* [What is being asked] Pull out every line with the word "content" from the entries below.

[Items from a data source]
==*==

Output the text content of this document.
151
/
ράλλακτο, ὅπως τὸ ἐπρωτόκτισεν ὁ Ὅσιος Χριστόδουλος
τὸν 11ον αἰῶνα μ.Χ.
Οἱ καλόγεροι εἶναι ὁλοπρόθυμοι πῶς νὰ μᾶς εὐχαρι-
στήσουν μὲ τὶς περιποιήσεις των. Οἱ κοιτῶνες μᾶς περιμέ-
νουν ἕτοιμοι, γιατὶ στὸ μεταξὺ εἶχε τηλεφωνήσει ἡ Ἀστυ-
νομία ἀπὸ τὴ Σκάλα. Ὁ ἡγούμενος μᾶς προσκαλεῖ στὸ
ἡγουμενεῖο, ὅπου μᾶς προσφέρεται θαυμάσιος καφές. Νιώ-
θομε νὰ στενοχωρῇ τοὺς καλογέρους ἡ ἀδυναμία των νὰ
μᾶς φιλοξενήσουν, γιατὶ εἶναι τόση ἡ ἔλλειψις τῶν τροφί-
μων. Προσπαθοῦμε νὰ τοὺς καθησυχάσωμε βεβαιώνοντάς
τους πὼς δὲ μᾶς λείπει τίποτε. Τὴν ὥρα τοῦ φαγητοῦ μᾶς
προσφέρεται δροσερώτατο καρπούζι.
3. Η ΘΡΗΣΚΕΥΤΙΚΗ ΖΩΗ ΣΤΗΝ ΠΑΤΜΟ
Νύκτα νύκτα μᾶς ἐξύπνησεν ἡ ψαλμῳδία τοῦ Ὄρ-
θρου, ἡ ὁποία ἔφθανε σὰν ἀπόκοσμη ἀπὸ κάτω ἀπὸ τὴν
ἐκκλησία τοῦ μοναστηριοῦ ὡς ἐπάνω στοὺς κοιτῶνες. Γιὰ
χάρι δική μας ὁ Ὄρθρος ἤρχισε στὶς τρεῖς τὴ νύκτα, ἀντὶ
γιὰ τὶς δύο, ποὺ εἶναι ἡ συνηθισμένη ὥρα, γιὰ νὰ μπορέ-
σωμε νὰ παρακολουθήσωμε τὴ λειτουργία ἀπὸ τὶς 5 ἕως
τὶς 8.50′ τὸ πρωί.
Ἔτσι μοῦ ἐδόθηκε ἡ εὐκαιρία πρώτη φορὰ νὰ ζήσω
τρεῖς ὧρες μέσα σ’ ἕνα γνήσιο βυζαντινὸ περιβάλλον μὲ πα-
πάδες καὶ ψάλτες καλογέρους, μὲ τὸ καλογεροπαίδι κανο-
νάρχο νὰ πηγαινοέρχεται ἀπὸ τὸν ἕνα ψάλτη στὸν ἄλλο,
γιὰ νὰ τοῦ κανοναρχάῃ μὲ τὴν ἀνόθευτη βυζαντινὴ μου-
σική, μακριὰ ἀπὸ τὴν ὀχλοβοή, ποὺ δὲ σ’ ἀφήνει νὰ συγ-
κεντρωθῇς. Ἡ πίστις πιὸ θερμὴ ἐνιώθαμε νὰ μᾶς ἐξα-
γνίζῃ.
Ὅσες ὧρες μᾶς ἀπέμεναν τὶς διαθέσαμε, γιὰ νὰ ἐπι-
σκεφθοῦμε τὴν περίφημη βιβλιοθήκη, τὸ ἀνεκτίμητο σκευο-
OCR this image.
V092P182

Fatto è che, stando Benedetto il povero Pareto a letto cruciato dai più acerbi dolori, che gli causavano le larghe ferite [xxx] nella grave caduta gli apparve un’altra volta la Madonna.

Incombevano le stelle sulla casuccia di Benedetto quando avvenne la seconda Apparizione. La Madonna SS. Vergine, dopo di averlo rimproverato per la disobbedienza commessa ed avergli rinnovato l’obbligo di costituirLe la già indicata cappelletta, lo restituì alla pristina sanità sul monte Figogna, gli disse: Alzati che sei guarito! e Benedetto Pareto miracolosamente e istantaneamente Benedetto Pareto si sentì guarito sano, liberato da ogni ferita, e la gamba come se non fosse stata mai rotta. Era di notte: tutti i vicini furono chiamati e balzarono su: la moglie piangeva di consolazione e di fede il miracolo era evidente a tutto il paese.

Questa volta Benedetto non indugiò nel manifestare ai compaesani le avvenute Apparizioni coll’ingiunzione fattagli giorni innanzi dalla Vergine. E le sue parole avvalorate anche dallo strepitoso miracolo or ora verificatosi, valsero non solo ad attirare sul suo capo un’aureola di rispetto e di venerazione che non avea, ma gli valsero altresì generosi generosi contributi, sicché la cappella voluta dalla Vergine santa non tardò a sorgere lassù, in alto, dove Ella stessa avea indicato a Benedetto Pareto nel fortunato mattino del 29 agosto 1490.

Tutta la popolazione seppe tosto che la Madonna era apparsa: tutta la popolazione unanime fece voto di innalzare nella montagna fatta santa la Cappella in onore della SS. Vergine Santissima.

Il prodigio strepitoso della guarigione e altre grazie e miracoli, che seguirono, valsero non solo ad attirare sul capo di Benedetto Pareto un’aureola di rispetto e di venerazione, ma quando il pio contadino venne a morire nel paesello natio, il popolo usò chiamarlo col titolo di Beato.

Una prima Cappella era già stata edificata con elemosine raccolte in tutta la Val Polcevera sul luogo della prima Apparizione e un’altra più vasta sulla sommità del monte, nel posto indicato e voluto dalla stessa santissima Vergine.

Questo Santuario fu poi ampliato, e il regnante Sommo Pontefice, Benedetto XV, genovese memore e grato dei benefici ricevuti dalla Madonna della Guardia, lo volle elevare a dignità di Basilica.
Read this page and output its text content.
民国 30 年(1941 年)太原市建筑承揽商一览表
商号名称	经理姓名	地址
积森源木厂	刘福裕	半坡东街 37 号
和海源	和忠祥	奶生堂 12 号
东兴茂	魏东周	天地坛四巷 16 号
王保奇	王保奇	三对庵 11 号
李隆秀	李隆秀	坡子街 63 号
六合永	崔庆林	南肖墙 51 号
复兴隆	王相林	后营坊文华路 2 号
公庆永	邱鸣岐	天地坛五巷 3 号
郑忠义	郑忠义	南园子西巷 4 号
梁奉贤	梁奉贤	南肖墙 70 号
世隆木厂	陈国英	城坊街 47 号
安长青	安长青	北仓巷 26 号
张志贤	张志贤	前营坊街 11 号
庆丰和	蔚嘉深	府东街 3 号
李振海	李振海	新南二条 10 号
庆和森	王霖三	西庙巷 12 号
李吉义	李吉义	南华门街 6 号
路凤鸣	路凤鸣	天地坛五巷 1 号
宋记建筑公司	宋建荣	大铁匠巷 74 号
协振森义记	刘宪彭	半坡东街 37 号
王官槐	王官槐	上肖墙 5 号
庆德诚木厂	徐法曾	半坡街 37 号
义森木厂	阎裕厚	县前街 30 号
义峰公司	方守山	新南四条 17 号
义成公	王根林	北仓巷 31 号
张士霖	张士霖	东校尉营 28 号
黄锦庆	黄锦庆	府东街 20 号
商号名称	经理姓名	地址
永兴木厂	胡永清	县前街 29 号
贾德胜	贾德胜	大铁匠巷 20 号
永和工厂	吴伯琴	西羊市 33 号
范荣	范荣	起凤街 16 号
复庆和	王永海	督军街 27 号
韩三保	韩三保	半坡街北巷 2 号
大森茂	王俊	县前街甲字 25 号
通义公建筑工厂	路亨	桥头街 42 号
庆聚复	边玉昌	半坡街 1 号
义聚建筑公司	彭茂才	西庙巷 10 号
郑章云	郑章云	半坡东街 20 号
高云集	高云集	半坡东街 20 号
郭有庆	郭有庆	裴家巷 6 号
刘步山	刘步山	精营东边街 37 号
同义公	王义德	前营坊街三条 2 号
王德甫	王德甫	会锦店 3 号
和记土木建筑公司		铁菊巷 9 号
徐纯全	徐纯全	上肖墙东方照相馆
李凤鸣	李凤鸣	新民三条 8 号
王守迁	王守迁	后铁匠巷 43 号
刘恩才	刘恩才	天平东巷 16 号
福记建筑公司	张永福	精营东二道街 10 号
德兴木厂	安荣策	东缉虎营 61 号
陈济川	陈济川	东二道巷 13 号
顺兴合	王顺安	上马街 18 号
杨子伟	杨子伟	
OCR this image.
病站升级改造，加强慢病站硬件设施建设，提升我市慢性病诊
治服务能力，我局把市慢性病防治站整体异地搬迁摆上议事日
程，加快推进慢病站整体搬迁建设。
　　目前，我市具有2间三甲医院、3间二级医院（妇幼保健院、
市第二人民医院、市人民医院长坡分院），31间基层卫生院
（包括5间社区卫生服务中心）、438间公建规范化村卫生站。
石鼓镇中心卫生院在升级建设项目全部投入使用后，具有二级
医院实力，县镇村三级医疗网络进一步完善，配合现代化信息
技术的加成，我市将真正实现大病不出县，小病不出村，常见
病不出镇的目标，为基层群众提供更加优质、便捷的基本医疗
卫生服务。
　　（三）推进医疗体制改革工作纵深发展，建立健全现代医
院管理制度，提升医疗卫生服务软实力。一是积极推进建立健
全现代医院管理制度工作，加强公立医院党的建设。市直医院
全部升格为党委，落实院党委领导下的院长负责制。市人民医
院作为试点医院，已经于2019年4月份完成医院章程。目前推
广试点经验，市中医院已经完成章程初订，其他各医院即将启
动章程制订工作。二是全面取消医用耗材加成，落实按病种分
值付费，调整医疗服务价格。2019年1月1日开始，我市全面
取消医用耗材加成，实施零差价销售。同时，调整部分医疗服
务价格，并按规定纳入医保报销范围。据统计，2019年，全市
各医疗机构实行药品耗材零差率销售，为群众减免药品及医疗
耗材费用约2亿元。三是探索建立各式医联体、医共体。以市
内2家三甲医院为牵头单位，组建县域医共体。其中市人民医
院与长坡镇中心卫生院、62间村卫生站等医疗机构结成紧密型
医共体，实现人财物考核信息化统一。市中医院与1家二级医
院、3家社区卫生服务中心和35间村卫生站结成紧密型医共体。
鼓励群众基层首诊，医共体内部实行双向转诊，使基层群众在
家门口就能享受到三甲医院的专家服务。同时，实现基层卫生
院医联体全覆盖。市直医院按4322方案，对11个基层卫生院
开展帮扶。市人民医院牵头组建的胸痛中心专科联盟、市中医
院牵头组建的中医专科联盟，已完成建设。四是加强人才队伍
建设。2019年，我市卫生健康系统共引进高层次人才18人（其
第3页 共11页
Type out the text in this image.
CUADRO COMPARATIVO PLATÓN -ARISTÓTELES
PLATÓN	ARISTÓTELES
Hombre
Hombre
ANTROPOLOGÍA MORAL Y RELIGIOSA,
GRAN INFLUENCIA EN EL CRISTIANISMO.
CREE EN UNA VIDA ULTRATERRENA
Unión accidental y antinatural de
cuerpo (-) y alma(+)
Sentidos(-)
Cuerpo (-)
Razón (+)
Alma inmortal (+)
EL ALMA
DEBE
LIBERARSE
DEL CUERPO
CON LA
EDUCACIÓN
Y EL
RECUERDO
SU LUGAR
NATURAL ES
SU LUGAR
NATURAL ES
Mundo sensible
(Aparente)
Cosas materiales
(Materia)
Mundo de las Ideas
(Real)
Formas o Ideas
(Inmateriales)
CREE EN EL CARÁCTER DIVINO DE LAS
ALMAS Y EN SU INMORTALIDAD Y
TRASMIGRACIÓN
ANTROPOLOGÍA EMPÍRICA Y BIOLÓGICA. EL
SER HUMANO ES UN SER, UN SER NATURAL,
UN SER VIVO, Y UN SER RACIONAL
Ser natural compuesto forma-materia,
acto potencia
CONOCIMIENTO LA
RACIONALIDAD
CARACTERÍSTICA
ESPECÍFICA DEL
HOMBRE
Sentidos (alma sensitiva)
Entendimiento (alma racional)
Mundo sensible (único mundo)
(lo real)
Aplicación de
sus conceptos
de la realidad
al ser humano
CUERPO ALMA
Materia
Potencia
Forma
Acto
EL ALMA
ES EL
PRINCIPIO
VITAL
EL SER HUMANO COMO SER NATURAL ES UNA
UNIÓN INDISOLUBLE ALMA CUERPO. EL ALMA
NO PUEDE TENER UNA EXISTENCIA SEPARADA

==*==

* [Final answer]
Output the text content of this document.
Read this page and output its text content.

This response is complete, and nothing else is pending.